TASK REQUIREMENTS:
Where the word "места" occurs in a line, return that line.

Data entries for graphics

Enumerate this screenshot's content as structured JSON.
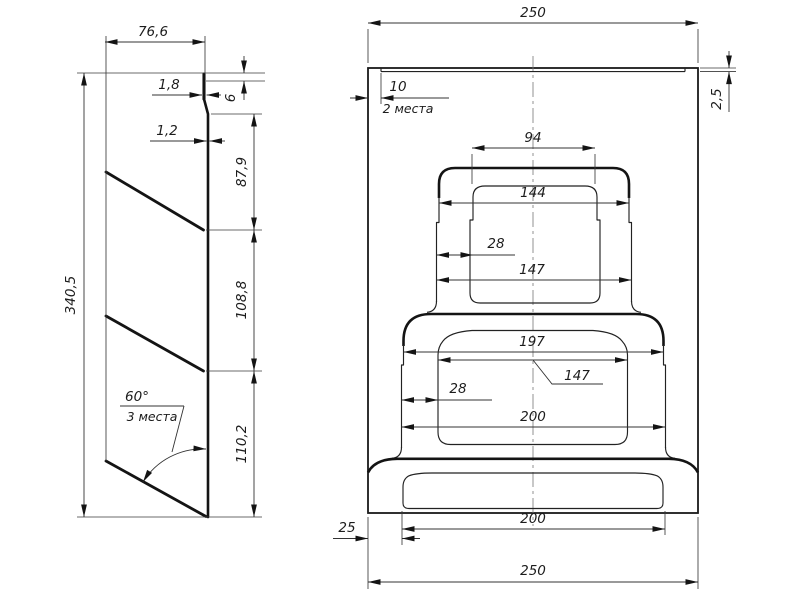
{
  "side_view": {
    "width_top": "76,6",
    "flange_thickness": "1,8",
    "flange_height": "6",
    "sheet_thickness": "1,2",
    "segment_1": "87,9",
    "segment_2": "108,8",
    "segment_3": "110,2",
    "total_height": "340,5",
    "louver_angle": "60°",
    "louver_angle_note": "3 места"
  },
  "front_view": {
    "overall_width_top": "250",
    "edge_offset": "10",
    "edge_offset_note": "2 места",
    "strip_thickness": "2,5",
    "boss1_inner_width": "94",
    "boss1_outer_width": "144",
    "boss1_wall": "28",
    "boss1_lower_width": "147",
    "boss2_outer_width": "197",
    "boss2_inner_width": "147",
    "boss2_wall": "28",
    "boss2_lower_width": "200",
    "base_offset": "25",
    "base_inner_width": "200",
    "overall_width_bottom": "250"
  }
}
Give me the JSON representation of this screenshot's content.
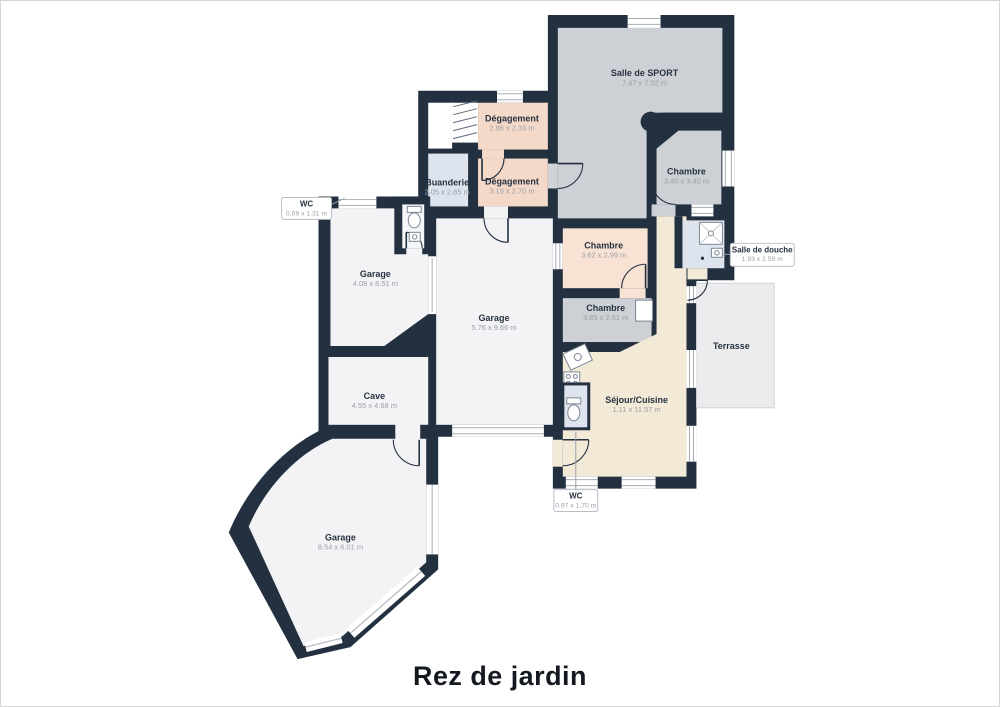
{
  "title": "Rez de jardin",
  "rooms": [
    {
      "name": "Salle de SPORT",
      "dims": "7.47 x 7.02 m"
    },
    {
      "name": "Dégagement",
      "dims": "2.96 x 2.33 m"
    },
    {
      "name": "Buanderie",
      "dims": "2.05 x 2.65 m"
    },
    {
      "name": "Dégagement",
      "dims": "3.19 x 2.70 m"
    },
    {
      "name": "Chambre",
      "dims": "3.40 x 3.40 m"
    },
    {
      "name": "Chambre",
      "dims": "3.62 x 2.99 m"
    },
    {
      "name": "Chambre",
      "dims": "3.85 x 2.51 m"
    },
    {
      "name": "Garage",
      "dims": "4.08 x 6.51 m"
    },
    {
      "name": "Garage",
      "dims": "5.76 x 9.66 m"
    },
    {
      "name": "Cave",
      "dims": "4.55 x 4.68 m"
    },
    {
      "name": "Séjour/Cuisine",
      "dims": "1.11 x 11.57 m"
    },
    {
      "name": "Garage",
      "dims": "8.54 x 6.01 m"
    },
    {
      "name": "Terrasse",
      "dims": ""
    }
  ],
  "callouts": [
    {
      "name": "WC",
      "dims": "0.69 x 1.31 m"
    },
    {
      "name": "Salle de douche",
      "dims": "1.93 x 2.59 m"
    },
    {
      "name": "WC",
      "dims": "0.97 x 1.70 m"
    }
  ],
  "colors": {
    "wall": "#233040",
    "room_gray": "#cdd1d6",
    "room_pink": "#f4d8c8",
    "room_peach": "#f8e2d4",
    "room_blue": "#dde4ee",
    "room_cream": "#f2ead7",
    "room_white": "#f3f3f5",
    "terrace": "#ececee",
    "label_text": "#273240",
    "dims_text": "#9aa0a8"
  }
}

COMPLETE ANSWER:
    "louver_angle_note": "3 места"
    "edge_offset_note": "2 места",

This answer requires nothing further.